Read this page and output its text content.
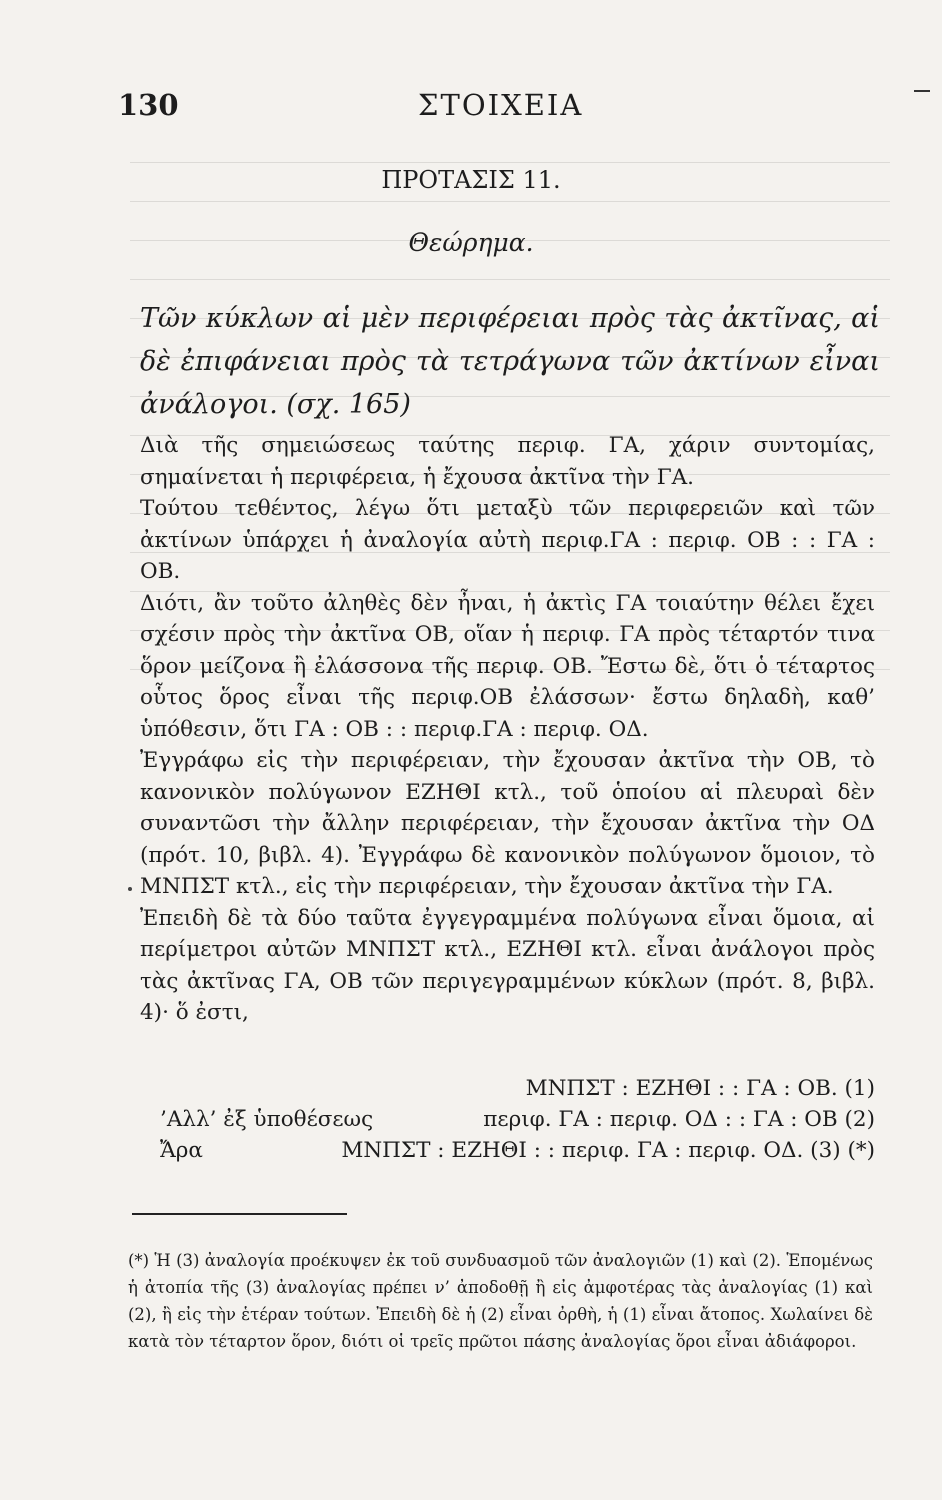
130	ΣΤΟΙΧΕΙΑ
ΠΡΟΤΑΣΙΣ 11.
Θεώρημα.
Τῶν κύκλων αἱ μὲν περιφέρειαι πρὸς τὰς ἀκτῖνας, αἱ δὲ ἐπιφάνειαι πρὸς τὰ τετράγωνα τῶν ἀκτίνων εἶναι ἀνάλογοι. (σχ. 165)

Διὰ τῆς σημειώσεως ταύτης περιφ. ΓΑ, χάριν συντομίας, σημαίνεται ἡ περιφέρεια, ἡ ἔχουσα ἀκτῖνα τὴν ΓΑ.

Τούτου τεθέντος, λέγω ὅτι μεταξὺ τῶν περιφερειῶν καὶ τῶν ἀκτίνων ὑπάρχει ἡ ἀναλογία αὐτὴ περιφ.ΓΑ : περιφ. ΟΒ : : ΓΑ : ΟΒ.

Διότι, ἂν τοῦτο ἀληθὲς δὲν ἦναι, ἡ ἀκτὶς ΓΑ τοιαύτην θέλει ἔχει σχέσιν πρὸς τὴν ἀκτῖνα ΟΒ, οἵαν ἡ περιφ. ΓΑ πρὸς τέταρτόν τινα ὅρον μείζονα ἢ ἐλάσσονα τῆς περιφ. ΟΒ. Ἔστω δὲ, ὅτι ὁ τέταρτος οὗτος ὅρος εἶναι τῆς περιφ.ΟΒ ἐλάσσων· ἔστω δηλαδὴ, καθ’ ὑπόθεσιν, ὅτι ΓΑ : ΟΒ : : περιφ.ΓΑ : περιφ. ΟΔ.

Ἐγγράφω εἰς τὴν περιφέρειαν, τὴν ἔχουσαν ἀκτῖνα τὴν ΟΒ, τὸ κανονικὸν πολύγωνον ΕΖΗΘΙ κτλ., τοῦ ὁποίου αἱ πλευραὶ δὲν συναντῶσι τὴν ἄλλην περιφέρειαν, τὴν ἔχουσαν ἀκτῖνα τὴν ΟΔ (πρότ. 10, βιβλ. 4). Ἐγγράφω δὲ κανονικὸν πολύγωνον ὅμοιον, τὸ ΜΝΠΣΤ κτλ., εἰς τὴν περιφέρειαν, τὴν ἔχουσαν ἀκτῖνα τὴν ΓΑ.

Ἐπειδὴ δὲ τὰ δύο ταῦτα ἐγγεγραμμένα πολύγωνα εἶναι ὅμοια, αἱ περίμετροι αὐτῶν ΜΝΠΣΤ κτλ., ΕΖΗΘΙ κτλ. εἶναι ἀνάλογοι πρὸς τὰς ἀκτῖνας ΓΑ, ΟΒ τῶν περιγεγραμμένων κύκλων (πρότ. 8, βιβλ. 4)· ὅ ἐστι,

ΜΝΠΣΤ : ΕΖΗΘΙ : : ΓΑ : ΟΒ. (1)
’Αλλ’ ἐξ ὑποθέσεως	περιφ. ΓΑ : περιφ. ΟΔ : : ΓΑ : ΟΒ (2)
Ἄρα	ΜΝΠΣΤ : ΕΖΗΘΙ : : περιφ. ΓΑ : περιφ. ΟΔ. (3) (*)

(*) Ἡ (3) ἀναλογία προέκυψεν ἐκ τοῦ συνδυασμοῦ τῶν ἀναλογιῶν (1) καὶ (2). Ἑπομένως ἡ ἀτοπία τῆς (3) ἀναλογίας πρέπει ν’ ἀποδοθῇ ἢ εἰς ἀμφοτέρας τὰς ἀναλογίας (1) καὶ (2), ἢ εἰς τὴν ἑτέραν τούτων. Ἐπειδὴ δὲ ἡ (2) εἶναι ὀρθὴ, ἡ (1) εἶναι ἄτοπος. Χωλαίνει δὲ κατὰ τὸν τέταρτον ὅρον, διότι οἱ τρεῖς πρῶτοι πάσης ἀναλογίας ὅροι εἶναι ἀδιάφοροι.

=-=-=

TASK INSTRUCTIONS: Scan the records for the string "ἀκτίνων". Copy each line in which it appears.

WRITTEN REPLY:
Τῶν κύκλων αἱ μὲν περιφέρειαι πρὸς τὰς ἀκτῖνας, αἱ δὲ ἐπιφάνειαι πρὸς τὰ τετράγωνα τῶν ἀκτίνων εἶναι ἀνάλογοι. (σχ. 165)
Τούτου τεθέντος, λέγω ὅτι μεταξὺ τῶν περιφερειῶν καὶ τῶν ἀκτίνων ὑπάρχει ἡ ἀναλογία αὐτὴ περιφ.ΓΑ : περιφ. ΟΒ : : ΓΑ : ΟΒ.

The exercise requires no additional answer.